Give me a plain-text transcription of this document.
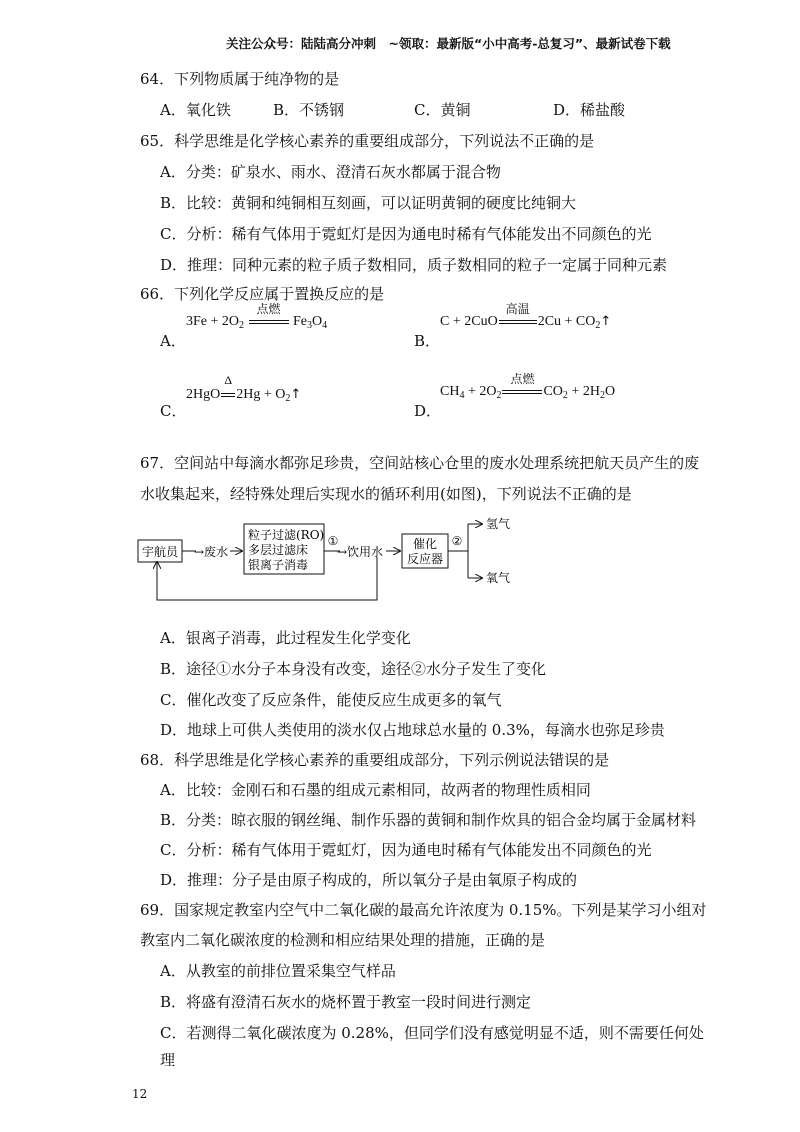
关注公众号：陆陆高分冲刺　~领取：最新版“小中高考-总复习”、最新试卷下载
64．下列物质属于纯净物的是
A．氧化铁	B．不锈钢	C．黄铜	D．稀盐酸
65．科学思维是化学核心素养的重要组成部分，下列说法不正确的是
A．分类：矿泉水、雨水、澄清石灰水都属于混合物
B．比较：黄铜和纯铜相互刻画，可以证明黄铜的硬度比纯铜大
C．分析：稀有气体用于霓虹灯是因为通电时稀有气体能发出不同颜色的光
D．推理：同种元素的粒子质子数相同，质子数相同的粒子一定属于同种元素
66．下列化学反应属于置换反应的是
A．
$3Fe + 2O_2$
点燃
$Fe_3O_4$
B．
C + 2CuO
高温
$2Cu + CO_2↑$
C．
2HgO
Δ
$2Hg + O_2↑$
D．
$CH_4 + 2O_2$
点燃
$CO_2 + 2H_2O$
67．空间站中每滴水都弥足珍贵，空间站核心仓里的废水处理系统把航天员产生的废
水收集起来，经特殊处理后实现水的循环利用(如图)，下列说法不正确的是
宇航员 →废水
粒子过滤(RO)
多层过滤床
银离子消毒
①
→饮用水
催化
反应器
②
氢气
氧气
A．银离子消毒，此过程发生化学变化
B．途径①水分子本身没有改变，途径②水分子发生了变化
C．催化改变了反应条件，能使反应生成更多的氧气
D．地球上可供人类使用的淡水仅占地球总水量的 0.3%，每滴水也弥足珍贵
68．科学思维是化学核心素养的重要组成部分，下列示例说法错误的是
A．比较：金刚石和石墨的组成元素相同，故两者的物理性质相同
B．分类：晾衣服的钢丝绳、制作乐器的黄铜和制作炊具的铝合金均属于金属材料
C．分析：稀有气体用于霓虹灯，因为通电时稀有气体能发出不同颜色的光
D．推理：分子是由原子构成的，所以氧分子是由氧原子构成的
69．国家规定教室内空气中二氧化碳的最高允许浓度为 0.15%。下列是某学习小组对
教室内二氧化碳浓度的检测和相应结果处理的措施，正确的是
A．从教室的前排位置采集空气样品
B．将盛有澄清石灰水的烧杯置于教室一段时间进行测定
C．若测得二氧化碳浓度为 0.28%，但同学们没有感觉明显不适，则不需要任何处
理
12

· · · ·

**To do:** Exclude the pictures and transcribe all of the entries exactly.

**Task response:**
Give me a plain-text transcription of this document.
关注公众号：陆陆高分冲刺　~领取：最新版“小中高考-总复习”、最新试卷下载
64．下列物质属于纯净物的是
A．氧化铁	B．不锈钢	C．黄铜	D．稀盐酸
65．科学思维是化学核心素养的重要组成部分，下列说法不正确的是
A．分类：矿泉水、雨水、澄清石灰水都属于混合物
B．比较：黄铜和纯铜相互刻画，可以证明黄铜的硬度比纯铜大
C．分析：稀有气体用于霓虹灯是因为通电时稀有气体能发出不同颜色的光
D．推理：同种元素的粒子质子数相同，质子数相同的粒子一定属于同种元素
66．下列化学反应属于置换反应的是
A．
$3Fe + 2O_2$
点燃
$Fe_3O_4$
B．
C + 2CuO
高温
$2Cu + CO_2↑$
C．
2HgO
Δ
$2Hg + O_2↑$
D．
$CH_4 + 2O_2$
点燃
$CO_2 + 2H_2O$
67．空间站中每滴水都弥足珍贵，空间站核心仓里的废水处理系统把航天员产生的废
水收集起来，经特殊处理后实现水的循环利用(如图)，下列说法不正确的是
宇航员 →废水
粒子过滤(RO)
多层过滤床
银离子消毒
①
→饮用水
催化
反应器
②
氢气
氧气
A．银离子消毒，此过程发生化学变化
B．途径①水分子本身没有改变，途径②水分子发生了变化
C．催化改变了反应条件，能使反应生成更多的氧气
D．地球上可供人类使用的淡水仅占地球总水量的 0.3%，每滴水也弥足珍贵
68．科学思维是化学核心素养的重要组成部分，下列示例说法错误的是
A．比较：金刚石和石墨的组成元素相同，故两者的物理性质相同
B．分类：晾衣服的钢丝绳、制作乐器的黄铜和制作炊具的铝合金均属于金属材料
C．分析：稀有气体用于霓虹灯，因为通电时稀有气体能发出不同颜色的光
D．推理：分子是由原子构成的，所以氧分子是由氧原子构成的
69．国家规定教室内空气中二氧化碳的最高允许浓度为 0.15%。下列是某学习小组对
教室内二氧化碳浓度的检测和相应结果处理的措施，正确的是
A．从教室的前排位置采集空气样品
B．将盛有澄清石灰水的烧杯置于教室一段时间进行测定
C．若测得二氧化碳浓度为 0.28%，但同学们没有感觉明显不适，则不需要任何处
理
12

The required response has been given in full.